- Exercise requirements: Scan the data for "image" and copy the lines it appears in.

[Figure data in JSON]
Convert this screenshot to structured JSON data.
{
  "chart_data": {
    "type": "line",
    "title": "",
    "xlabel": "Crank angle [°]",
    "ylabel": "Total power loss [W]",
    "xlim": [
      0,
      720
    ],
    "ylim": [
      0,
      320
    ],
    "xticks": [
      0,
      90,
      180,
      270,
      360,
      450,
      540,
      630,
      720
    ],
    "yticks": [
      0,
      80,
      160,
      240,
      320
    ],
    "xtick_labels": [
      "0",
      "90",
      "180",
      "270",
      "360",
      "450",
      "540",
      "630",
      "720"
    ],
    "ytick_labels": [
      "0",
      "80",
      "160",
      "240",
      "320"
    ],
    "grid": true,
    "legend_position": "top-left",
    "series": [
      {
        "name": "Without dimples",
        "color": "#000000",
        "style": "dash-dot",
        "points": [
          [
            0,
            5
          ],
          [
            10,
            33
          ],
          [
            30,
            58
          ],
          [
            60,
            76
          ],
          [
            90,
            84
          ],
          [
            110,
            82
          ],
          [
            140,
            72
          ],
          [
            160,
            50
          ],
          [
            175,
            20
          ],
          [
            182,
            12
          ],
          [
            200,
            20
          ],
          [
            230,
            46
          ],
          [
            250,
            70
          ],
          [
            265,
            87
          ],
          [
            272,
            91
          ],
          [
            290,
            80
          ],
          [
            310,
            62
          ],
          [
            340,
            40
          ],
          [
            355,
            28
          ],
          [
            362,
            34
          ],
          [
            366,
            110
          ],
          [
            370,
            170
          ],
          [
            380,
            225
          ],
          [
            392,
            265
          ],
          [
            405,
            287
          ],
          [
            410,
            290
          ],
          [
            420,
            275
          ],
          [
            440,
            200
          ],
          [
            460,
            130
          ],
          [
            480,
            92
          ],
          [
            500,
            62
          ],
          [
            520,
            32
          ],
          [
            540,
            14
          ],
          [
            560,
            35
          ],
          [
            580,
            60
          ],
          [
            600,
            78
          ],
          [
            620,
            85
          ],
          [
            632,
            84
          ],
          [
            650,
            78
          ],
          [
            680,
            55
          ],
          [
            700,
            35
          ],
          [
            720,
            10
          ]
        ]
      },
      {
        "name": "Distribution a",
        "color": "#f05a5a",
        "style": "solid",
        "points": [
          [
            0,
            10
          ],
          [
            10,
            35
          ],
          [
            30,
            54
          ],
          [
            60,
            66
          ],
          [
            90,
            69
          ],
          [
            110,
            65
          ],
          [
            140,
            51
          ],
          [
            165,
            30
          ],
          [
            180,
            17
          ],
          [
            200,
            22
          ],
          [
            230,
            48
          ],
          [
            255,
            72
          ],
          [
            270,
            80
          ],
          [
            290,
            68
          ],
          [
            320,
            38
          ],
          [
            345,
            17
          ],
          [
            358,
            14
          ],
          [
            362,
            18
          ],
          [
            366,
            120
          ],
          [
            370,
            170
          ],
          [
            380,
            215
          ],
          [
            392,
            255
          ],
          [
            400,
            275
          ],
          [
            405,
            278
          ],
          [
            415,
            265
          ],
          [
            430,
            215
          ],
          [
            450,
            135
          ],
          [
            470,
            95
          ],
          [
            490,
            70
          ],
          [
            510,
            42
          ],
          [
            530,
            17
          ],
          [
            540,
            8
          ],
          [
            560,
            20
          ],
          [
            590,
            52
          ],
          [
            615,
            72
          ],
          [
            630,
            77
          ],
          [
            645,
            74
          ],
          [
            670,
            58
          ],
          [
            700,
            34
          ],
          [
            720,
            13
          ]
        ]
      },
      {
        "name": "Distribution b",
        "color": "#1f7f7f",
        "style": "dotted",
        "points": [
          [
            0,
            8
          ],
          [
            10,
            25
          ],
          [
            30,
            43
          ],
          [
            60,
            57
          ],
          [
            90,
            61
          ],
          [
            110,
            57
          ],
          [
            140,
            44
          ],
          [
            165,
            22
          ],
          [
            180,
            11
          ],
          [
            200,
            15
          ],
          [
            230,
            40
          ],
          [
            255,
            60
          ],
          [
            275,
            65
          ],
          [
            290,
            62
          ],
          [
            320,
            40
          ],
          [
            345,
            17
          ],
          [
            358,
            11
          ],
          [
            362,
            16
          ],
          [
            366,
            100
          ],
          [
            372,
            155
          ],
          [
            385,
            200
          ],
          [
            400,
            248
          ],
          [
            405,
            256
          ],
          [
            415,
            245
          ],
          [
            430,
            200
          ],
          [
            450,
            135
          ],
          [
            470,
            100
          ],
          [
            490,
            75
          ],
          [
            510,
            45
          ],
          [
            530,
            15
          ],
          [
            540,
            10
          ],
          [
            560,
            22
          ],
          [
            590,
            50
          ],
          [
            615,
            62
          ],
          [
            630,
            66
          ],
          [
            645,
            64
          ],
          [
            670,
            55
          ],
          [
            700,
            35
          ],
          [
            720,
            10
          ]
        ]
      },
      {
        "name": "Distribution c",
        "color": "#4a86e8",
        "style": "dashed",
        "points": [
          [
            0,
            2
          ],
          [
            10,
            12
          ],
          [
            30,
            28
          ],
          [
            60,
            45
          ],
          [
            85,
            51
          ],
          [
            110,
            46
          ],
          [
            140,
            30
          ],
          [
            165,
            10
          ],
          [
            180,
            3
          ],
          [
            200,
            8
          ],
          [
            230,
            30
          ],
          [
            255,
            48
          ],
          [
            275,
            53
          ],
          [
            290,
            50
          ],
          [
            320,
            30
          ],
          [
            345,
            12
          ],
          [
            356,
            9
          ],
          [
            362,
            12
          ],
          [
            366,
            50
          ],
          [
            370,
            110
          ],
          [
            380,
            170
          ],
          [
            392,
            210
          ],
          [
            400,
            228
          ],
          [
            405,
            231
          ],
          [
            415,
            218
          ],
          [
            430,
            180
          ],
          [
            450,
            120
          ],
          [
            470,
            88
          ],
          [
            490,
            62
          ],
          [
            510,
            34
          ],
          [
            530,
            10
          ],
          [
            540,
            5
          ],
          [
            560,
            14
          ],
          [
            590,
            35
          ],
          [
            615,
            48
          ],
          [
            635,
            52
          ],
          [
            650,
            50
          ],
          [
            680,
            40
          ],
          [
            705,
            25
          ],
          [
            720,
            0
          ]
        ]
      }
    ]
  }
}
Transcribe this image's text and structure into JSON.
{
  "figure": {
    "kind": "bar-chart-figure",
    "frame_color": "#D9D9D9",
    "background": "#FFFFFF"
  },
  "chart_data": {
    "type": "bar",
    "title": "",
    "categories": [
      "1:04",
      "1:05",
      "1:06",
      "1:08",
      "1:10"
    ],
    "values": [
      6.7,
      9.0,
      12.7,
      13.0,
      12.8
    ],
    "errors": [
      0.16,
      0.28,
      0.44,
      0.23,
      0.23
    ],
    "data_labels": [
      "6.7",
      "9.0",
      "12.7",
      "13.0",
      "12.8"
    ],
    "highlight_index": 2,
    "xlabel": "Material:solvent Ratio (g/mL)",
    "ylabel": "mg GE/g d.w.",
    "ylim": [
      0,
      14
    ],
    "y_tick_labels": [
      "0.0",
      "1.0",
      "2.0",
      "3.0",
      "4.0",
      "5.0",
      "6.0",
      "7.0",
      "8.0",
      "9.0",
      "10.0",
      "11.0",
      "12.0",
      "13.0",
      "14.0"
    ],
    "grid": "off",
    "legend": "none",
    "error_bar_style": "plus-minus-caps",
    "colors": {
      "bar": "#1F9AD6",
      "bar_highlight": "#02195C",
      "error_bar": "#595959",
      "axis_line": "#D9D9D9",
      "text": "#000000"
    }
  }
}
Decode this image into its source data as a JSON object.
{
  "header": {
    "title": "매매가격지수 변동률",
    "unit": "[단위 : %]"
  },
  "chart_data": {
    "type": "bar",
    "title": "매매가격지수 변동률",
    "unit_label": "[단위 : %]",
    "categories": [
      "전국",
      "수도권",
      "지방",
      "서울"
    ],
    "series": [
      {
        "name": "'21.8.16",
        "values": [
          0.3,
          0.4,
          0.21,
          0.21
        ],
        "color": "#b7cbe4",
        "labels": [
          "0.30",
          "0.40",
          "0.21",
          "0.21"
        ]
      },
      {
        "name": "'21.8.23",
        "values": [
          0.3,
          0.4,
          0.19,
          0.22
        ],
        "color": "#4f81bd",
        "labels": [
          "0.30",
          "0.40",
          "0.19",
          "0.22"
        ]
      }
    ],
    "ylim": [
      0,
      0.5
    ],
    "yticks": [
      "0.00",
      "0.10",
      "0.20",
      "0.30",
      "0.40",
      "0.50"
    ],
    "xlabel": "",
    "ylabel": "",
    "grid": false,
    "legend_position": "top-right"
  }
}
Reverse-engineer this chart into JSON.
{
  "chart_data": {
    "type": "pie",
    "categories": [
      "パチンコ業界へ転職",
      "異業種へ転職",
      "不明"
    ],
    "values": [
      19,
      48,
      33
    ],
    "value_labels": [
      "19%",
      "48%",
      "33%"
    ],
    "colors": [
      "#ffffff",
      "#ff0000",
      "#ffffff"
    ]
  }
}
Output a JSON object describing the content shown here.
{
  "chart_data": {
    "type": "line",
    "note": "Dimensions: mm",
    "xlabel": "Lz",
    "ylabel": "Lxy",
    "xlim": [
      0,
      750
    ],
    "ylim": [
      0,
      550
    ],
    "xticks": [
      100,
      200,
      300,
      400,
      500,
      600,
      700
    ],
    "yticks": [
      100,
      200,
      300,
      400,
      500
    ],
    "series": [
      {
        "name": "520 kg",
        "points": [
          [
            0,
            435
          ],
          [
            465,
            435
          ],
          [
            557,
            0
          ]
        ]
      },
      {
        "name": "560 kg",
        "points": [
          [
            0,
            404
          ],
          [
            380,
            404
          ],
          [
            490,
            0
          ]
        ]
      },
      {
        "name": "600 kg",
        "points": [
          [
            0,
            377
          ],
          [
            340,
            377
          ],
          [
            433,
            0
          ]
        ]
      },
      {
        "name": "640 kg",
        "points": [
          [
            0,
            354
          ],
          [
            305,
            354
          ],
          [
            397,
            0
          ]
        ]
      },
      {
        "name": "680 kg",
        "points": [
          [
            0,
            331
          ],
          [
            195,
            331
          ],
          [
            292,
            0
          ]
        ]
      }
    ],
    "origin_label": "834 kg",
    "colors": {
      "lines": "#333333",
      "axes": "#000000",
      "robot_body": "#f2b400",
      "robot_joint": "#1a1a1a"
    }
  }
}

- Worked solution:
Transcribe this image's text and structure into JSON.
Decode this image into its source data as a JSON object.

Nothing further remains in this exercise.